> **WORK REQUIRED**
Some lines in the listing below may include the string "certyfikatu". How many are there? Give only the number.

=====

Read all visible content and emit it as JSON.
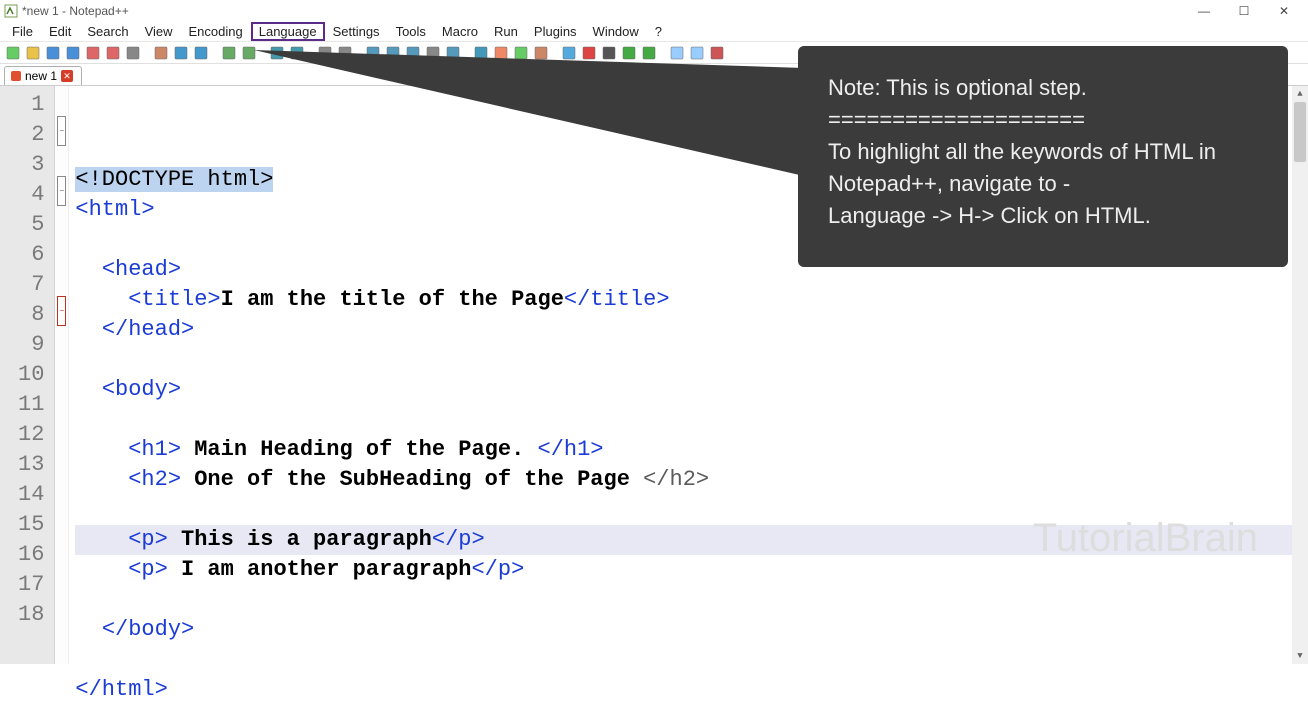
{
  "window": {
    "title": "*new 1 - Notepad++"
  },
  "menu": {
    "items": [
      "File",
      "Edit",
      "Search",
      "View",
      "Encoding",
      "Language",
      "Settings",
      "Tools",
      "Macro",
      "Run",
      "Plugins",
      "Window",
      "?"
    ],
    "highlight_index": 5
  },
  "tab": {
    "label": "new 1"
  },
  "code": {
    "lines": [
      {
        "n": 1,
        "type": "doctype",
        "text": "<!DOCTYPE html>"
      },
      {
        "n": 2,
        "type": "tag",
        "indent": 0,
        "open": "<html>",
        "fold": "minus"
      },
      {
        "n": 3,
        "type": "blank"
      },
      {
        "n": 4,
        "type": "tag",
        "indent": 1,
        "open": "<head>",
        "fold": "minus"
      },
      {
        "n": 5,
        "type": "pair",
        "indent": 2,
        "open": "<title>",
        "text": "I am the title of the Page",
        "close": "</title>"
      },
      {
        "n": 6,
        "type": "tag",
        "indent": 1,
        "open": "</head>"
      },
      {
        "n": 7,
        "type": "blank"
      },
      {
        "n": 8,
        "type": "tag",
        "indent": 1,
        "open": "<body>",
        "fold": "minus-red"
      },
      {
        "n": 9,
        "type": "blank"
      },
      {
        "n": 10,
        "type": "pair",
        "indent": 2,
        "open": "<h1>",
        "text": " Main Heading of the Page. ",
        "close": "</h1>"
      },
      {
        "n": 11,
        "type": "pair-h2",
        "indent": 2,
        "open": "<h2>",
        "text": " One of the SubHeading of the Page ",
        "close": "</h2>"
      },
      {
        "n": 12,
        "type": "blank"
      },
      {
        "n": 13,
        "type": "pair",
        "indent": 2,
        "open": "<p>",
        "text": " This is a paragraph",
        "close": "</p>",
        "current": true
      },
      {
        "n": 14,
        "type": "pair",
        "indent": 2,
        "open": "<p>",
        "text": " I am another paragraph",
        "close": "</p>"
      },
      {
        "n": 15,
        "type": "blank"
      },
      {
        "n": 16,
        "type": "tag",
        "indent": 1,
        "open": "</body>"
      },
      {
        "n": 17,
        "type": "blank"
      },
      {
        "n": 18,
        "type": "tag",
        "indent": 0,
        "open": "</html>"
      }
    ]
  },
  "callout": {
    "line1": "Note: This is optional step.",
    "sep": "====================",
    "line2": "To highlight all the keywords of HTML in Notepad++, navigate to -",
    "line3": "Language -> H-> Click on HTML."
  },
  "watermark": "TutorialBrain",
  "toolbar_icons": [
    "new-file",
    "open-file",
    "save",
    "save-all",
    "close",
    "close-all",
    "print",
    "sep",
    "cut",
    "copy",
    "paste",
    "sep",
    "undo",
    "redo",
    "sep",
    "find",
    "replace",
    "sep",
    "zoom-in",
    "zoom-out",
    "sep",
    "sync-v",
    "sync-h",
    "wrap",
    "invisible",
    "indent-guide",
    "sep",
    "lang-panel",
    "doc-map",
    "func-list",
    "folder",
    "sep",
    "monitor",
    "record",
    "stop",
    "play",
    "play-multi",
    "sep",
    "toggle-1",
    "toggle-2",
    "abc-spell"
  ]
}
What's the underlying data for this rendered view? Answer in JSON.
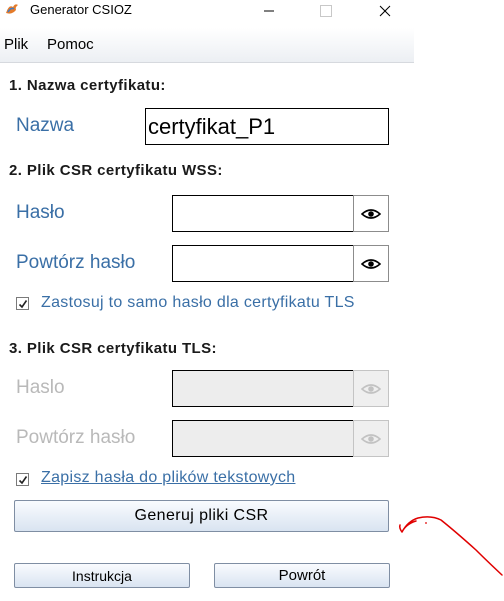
{
  "window": {
    "title": "Generator CSIOZ"
  },
  "menu": {
    "items": [
      {
        "label": "Plik"
      },
      {
        "label": "Pomoc"
      }
    ]
  },
  "section1": {
    "heading": "1. Nazwa certyfikatu:",
    "name_label": "Nazwa",
    "name_value": "certyfikat_P1"
  },
  "section2": {
    "heading": "2. Plik CSR certyfikatu WSS:",
    "password_label": "Hasło",
    "password_value": "",
    "repeat_label": "Powtórz hasło",
    "repeat_value": "",
    "same_password_checkbox": {
      "label": "Zastosuj to samo hasło dla certyfikatu TLS",
      "checked": true
    }
  },
  "section3": {
    "heading": "3. Plik CSR certyfikatu TLS:",
    "password_label": "Haslo",
    "password_value": "",
    "repeat_label": "Powtórz hasło",
    "repeat_value": "",
    "save_passwords_checkbox": {
      "label": "Zapisz hasła do plików tekstowych",
      "checked": true
    }
  },
  "buttons": {
    "generate": "Generuj pliki CSR",
    "instructions": "Instrukcja",
    "back": "Powrót"
  },
  "colors": {
    "label_blue": "#3a6fa6",
    "annotation_red": "#e00000"
  }
}
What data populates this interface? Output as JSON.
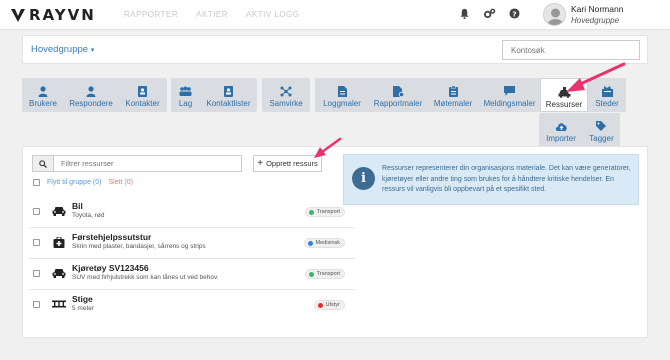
{
  "brand": {
    "name": "RAYVN"
  },
  "nav": {
    "items": [
      "RAPPORTER",
      "AKTIER",
      "AKTIV LOGG"
    ]
  },
  "user": {
    "name": "Kari Normann",
    "group": "Hovedgruppe"
  },
  "group_selector": {
    "label": "Hovedgruppe"
  },
  "contact_search": {
    "placeholder": "Kontosøk"
  },
  "toolbar": {
    "brukere": "Brukere",
    "respondere": "Respondere",
    "kontakter": "Kontakter",
    "lag": "Lag",
    "kontaktlister": "Kontaktlister",
    "samvirke": "Samvirke",
    "loggmaler": "Loggmaler",
    "rapportmaler": "Rapportmaler",
    "motemaler": "Møtemaler",
    "meldingsmaler": "Meldingsmaler",
    "ressurser": "Ressurser",
    "steder": "Steder",
    "importer": "Importer",
    "tagger": "Tagger"
  },
  "filter": {
    "placeholder": "Filtrer ressurser"
  },
  "create_button": {
    "label": "Opprett ressurs"
  },
  "bulk": {
    "move": "Flytt til gruppe (0)",
    "delete": "Slett (0)"
  },
  "resources": [
    {
      "name": "Bil",
      "desc": "Toyota, rød",
      "tag": "Transport",
      "tag_color": "#3cb371",
      "icon": "car-icon"
    },
    {
      "name": "Førstehjelpssutstur",
      "desc": "Skrin med plaster, bandasjer, sårrens og strips",
      "tag": "Medisinsk",
      "tag_color": "#3b7dd8",
      "icon": "first-aid-kit-icon"
    },
    {
      "name": "Kjøretøy SV123456",
      "desc": "SUV med firhjulstrekk som kan lånes ut ved behov.",
      "tag": "Transport",
      "tag_color": "#3cb371",
      "icon": "car-icon"
    },
    {
      "name": "Stige",
      "desc": "5 meter",
      "tag": "Utstyr",
      "tag_color": "#e03030",
      "icon": "ladder-icon"
    }
  ],
  "info": {
    "text": "Ressurser representerer din organisasjons materiale. Det kan være generatorer, kjøretøyer eller andre ting som brukes for å håndtere kritiske hendelser. En ressurs vil vanligvis bli oppbevart på et spesifikt sted."
  },
  "colors": {
    "accent": "#2f6fa8",
    "arrow": "#e8336d",
    "info_bg": "#d9e9f5"
  }
}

=====

> **SOLUTION FOR THIS TASK**
4